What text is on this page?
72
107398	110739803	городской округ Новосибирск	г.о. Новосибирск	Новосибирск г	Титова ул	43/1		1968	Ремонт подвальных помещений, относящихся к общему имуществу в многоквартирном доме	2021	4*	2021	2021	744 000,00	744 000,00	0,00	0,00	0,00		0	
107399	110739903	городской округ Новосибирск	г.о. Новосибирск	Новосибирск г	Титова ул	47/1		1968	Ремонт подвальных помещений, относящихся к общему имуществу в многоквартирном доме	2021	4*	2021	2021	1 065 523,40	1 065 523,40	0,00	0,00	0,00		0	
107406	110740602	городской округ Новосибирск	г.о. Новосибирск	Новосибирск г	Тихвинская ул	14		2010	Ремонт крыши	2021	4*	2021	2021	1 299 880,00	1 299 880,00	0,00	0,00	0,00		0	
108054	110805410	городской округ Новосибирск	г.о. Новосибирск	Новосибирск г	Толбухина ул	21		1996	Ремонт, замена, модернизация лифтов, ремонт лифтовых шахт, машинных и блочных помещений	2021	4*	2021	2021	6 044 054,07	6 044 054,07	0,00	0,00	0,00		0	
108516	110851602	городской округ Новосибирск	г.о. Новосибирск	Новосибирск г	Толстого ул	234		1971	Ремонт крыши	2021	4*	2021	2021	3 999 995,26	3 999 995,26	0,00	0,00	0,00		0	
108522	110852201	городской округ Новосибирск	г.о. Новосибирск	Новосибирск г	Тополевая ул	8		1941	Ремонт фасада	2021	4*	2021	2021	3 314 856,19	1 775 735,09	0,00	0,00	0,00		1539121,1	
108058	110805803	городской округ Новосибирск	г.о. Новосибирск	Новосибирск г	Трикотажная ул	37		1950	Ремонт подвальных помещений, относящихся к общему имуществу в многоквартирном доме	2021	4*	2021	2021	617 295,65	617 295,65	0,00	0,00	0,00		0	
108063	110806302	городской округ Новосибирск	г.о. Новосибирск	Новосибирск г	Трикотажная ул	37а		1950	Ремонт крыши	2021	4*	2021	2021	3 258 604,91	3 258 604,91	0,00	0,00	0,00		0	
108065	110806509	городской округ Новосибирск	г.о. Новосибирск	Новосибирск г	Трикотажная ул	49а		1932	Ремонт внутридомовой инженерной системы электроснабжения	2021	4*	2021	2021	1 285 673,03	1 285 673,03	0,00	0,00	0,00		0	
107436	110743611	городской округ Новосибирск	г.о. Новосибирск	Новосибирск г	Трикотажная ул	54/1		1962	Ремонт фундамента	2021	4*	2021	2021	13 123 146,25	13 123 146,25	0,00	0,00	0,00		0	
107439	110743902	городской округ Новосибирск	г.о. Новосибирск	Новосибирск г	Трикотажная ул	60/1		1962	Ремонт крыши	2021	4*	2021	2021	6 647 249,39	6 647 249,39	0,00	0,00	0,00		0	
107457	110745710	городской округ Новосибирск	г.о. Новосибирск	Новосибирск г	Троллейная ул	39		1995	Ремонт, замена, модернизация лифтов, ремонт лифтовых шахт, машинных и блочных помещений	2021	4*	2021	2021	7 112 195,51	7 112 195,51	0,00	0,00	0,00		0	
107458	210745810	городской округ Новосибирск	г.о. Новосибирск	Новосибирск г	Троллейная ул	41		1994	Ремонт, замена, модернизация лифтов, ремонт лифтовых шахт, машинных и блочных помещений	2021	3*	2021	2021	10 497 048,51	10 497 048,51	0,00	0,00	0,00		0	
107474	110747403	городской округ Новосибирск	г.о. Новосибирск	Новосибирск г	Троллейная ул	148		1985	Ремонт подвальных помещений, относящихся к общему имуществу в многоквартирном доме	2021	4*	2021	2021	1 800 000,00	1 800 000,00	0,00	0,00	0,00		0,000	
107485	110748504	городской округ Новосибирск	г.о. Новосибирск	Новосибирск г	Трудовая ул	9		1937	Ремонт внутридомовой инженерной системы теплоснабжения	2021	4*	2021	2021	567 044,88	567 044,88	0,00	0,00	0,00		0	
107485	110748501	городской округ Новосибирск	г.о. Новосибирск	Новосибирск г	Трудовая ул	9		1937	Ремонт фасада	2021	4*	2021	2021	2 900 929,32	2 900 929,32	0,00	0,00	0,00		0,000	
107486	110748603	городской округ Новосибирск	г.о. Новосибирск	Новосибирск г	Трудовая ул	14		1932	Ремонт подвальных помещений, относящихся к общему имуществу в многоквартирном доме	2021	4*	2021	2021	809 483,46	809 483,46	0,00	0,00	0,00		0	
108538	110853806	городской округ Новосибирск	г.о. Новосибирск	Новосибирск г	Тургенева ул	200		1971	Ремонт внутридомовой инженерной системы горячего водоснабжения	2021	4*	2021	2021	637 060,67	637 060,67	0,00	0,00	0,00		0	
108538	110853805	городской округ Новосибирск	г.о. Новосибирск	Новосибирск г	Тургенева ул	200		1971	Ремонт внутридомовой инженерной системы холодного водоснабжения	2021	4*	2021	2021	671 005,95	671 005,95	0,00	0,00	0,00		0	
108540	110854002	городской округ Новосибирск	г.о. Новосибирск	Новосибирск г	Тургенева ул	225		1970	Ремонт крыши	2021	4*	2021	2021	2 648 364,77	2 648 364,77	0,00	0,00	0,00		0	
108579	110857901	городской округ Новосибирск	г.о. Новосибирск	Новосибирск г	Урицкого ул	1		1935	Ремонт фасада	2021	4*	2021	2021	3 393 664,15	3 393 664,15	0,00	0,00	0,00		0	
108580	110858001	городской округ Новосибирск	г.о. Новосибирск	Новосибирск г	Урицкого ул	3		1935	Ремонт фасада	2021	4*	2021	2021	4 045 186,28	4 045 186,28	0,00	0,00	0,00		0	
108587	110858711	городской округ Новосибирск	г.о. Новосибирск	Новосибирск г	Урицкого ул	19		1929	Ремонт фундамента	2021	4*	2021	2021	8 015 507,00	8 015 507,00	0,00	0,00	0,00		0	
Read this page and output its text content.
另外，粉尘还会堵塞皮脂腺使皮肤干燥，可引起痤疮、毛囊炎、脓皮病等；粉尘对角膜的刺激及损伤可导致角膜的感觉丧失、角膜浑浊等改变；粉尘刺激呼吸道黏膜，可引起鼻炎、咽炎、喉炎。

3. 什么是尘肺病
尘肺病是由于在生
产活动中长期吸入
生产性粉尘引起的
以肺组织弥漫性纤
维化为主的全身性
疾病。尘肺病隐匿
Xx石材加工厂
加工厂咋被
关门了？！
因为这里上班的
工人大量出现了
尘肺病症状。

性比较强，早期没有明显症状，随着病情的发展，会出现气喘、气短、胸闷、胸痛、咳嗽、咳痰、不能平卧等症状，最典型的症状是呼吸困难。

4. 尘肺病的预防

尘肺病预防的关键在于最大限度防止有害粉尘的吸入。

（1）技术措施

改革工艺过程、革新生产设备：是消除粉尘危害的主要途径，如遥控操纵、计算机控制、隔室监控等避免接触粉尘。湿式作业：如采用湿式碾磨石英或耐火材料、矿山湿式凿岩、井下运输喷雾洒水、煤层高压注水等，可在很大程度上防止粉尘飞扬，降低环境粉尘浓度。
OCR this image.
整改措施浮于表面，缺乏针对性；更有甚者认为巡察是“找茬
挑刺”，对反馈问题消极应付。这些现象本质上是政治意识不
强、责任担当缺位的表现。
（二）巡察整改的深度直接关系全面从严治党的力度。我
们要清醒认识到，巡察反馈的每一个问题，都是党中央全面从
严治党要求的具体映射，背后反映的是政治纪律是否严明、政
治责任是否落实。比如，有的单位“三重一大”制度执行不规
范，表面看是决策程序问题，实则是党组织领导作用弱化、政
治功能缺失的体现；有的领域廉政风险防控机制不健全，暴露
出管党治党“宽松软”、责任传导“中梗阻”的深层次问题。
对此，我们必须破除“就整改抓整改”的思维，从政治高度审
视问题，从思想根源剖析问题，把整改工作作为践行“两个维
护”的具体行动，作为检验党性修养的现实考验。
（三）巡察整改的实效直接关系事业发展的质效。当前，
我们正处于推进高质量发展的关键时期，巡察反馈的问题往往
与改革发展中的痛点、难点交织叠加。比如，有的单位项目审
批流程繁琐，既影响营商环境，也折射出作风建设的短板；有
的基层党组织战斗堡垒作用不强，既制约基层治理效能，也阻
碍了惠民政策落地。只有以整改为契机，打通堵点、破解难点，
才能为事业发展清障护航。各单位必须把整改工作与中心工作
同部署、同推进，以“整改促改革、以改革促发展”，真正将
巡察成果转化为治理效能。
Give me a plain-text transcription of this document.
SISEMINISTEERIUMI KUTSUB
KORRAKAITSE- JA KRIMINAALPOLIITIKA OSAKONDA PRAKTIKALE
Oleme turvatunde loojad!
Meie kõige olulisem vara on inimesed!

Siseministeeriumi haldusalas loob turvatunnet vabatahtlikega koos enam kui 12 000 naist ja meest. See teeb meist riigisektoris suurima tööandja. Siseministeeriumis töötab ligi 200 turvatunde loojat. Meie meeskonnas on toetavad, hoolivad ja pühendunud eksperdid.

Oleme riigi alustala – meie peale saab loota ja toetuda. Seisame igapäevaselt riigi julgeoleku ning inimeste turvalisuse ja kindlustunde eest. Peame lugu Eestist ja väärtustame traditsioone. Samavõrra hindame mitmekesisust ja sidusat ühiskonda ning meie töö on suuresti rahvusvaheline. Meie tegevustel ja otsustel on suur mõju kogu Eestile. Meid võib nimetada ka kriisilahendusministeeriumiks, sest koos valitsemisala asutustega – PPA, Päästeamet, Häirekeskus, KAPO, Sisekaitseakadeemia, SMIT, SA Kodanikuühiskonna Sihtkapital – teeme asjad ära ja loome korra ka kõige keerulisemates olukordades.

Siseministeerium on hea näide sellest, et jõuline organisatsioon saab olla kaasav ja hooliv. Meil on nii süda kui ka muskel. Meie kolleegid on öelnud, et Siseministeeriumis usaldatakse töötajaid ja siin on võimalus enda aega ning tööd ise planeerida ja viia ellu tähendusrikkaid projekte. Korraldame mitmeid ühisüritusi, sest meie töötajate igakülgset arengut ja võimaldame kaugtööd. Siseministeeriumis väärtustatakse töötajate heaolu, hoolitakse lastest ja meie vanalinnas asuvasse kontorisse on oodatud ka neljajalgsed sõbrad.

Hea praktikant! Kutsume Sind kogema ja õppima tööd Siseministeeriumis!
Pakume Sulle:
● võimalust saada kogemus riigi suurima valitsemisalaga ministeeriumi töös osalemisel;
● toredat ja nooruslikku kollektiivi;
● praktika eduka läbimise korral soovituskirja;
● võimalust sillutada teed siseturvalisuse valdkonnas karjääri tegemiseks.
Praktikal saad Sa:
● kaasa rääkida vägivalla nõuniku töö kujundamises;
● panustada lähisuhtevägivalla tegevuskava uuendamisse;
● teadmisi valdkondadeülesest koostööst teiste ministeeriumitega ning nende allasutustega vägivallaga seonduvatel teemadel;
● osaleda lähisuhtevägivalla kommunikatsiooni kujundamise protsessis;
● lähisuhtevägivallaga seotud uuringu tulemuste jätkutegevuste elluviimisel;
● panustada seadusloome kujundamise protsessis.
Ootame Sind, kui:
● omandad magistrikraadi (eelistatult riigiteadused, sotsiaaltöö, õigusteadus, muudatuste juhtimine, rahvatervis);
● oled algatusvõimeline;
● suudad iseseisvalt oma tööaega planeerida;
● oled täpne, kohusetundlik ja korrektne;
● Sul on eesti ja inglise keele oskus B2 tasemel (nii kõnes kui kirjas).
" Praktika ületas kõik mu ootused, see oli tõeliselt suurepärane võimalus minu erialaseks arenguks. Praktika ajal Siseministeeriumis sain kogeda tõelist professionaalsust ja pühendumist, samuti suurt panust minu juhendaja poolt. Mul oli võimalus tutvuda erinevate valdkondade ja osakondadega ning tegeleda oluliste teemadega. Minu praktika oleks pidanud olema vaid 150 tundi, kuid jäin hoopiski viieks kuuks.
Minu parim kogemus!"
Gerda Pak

= = =

Goal of the exercise: Every line above that contains the word "text" should be reported.

Final result:
What text is on this page?
Read this page and output its text content.
Give me a plain-text transcription of this document.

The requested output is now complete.